EXERCISE BRIEF
Please lay out the part of the entries that opens with the first line and closes with the line containing "y-tick-label: 60 bbox=[19, 132, 31, 144]" as a JSON list of strings, one string per line, leaving out any blank lines.

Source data
============================================================
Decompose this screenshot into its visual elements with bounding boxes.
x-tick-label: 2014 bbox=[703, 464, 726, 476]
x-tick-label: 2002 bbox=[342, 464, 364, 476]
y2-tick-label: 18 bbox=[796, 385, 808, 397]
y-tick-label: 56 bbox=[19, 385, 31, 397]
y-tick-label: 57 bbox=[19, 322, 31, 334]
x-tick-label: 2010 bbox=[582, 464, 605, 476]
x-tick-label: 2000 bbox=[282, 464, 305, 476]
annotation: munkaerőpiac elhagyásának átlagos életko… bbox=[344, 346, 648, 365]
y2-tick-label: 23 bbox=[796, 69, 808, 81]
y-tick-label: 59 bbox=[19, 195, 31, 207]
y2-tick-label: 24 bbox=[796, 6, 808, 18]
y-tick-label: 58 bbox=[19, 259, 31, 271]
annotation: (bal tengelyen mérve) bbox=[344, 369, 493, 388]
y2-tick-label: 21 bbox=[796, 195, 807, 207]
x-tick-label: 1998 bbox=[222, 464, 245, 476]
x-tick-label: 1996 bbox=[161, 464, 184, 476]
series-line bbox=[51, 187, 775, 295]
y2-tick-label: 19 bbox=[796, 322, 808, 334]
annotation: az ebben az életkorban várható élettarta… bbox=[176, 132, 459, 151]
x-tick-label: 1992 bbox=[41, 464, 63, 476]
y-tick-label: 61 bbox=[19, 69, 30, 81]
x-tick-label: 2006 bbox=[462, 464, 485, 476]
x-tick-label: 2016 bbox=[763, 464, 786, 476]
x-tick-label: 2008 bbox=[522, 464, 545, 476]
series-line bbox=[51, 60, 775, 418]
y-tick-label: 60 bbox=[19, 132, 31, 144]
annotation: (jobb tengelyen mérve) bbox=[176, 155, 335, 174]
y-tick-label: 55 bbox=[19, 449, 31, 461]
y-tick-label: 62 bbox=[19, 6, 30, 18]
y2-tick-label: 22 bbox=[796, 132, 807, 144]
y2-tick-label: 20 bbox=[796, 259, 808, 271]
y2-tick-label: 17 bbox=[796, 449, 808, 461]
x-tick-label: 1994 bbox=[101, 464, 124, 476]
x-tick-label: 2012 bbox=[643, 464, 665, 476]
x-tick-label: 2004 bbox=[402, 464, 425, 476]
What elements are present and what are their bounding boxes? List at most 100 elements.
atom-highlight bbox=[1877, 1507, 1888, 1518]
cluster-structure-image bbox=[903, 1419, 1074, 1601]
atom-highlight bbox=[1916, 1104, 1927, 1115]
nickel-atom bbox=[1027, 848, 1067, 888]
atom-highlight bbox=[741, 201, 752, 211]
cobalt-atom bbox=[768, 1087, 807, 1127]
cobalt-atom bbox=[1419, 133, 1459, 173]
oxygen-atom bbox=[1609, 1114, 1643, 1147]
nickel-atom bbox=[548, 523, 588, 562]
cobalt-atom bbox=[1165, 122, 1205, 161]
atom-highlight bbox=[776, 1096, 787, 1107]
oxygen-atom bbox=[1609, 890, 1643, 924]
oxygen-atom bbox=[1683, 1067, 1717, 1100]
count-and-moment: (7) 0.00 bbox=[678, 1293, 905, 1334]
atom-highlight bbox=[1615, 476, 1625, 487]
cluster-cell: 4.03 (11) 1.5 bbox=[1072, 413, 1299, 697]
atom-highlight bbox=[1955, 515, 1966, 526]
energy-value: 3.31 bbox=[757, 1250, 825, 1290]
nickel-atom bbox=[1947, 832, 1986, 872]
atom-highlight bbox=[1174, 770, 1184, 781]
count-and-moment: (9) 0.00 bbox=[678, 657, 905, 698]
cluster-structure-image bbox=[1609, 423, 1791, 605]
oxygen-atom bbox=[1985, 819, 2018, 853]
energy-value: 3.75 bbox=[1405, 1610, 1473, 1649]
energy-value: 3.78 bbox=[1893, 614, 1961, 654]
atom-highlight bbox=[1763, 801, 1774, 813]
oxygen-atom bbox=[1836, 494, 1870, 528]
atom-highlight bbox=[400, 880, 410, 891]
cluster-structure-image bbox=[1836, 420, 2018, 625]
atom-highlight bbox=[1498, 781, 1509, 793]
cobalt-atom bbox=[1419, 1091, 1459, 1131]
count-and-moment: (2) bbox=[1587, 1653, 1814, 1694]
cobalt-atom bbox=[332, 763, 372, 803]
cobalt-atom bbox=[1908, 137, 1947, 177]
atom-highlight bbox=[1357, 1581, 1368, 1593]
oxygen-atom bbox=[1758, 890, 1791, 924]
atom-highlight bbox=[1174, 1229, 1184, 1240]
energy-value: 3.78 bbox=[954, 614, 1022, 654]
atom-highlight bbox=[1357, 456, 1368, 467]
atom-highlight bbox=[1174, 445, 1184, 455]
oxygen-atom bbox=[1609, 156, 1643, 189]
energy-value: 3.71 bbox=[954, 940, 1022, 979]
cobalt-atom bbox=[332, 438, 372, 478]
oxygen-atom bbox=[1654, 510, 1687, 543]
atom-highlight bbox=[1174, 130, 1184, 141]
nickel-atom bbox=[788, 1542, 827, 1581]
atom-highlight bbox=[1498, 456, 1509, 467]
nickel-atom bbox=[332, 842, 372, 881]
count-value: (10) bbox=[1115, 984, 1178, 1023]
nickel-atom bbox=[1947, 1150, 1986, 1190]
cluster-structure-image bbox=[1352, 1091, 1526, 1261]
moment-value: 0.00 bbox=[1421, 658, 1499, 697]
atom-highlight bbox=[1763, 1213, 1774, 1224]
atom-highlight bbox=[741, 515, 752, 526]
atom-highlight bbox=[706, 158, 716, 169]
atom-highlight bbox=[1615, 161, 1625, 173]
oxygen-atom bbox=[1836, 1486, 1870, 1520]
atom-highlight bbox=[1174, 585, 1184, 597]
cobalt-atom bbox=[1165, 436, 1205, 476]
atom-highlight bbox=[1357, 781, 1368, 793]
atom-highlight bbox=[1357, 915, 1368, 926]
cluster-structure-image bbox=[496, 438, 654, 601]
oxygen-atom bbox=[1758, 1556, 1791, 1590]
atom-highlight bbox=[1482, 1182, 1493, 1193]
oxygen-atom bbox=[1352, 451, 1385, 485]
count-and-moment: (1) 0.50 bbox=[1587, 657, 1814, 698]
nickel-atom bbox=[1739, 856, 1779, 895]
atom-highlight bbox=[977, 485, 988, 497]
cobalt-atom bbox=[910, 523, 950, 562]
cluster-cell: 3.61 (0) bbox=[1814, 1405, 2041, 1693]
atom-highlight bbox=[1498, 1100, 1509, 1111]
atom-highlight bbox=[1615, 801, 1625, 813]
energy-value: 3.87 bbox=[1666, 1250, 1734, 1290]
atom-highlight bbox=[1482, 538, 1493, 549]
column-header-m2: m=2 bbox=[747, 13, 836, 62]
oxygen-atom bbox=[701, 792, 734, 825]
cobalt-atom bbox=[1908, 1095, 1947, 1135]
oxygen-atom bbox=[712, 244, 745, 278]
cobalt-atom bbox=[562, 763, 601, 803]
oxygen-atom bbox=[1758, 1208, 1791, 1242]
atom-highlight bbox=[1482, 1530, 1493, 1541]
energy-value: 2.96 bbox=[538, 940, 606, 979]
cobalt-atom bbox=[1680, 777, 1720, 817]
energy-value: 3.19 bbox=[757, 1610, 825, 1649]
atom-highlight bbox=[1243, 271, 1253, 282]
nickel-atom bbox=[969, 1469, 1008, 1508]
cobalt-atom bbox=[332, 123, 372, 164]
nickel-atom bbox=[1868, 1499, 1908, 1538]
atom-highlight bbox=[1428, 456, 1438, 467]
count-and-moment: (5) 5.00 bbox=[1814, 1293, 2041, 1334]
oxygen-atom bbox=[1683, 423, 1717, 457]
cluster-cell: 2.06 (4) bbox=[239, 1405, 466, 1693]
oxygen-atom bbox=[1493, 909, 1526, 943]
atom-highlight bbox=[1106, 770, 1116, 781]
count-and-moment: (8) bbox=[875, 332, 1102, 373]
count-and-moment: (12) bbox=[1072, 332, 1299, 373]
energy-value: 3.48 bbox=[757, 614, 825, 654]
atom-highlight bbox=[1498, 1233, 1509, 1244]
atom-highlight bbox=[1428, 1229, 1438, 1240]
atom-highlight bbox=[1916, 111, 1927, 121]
============================================================
ANSWER FOR THIS EXERCISE
[
  "Decompose this screenshot into its visual elements with bounding boxes.",
  "x-tick-label: 2014 bbox=[703, 464, 726, 476]",
  "x-tick-label: 2002 bbox=[342, 464, 364, 476]",
  "y2-tick-label: 18 bbox=[796, 385, 808, 397]",
  "y-tick-label: 56 bbox=[19, 385, 31, 397]",
  "y-tick-label: 57 bbox=[19, 322, 31, 334]",
  "x-tick-label: 2010 bbox=[582, 464, 605, 476]",
  "x-tick-label: 2000 bbox=[282, 464, 305, 476]",
  "annotation: munkaerőpiac elhagyásának átlagos életko… bbox=[344, 346, 648, 365]",
  "y2-tick-label: 23 bbox=[796, 69, 808, 81]",
  "y-tick-label: 59 bbox=[19, 195, 31, 207]",
  "y2-tick-label: 24 bbox=[796, 6, 808, 18]",
  "y-tick-label: 58 bbox=[19, 259, 31, 271]",
  "annotation: (bal tengelyen mérve) bbox=[344, 369, 493, 388]",
  "y2-tick-label: 21 bbox=[796, 195, 807, 207]",
  "x-tick-label: 1998 bbox=[222, 464, 245, 476]",
  "x-tick-label: 1996 bbox=[161, 464, 184, 476]",
  "series-line bbox=[51, 187, 775, 295]",
  "y2-tick-label: 19 bbox=[796, 322, 808, 334]",
  "annotation: az ebben az életkorban várható élettarta… bbox=[176, 132, 459, 151]",
  "x-tick-label: 1992 bbox=[41, 464, 63, 476]",
  "y-tick-label: 61 bbox=[19, 69, 30, 81]",
  "x-tick-label: 2006 bbox=[462, 464, 485, 476]",
  "x-tick-label: 2016 bbox=[763, 464, 786, 476]",
  "x-tick-label: 2008 bbox=[522, 464, 545, 476]",
  "series-line bbox=[51, 60, 775, 418]",
  "y-tick-label: 60 bbox=[19, 132, 31, 144]"
]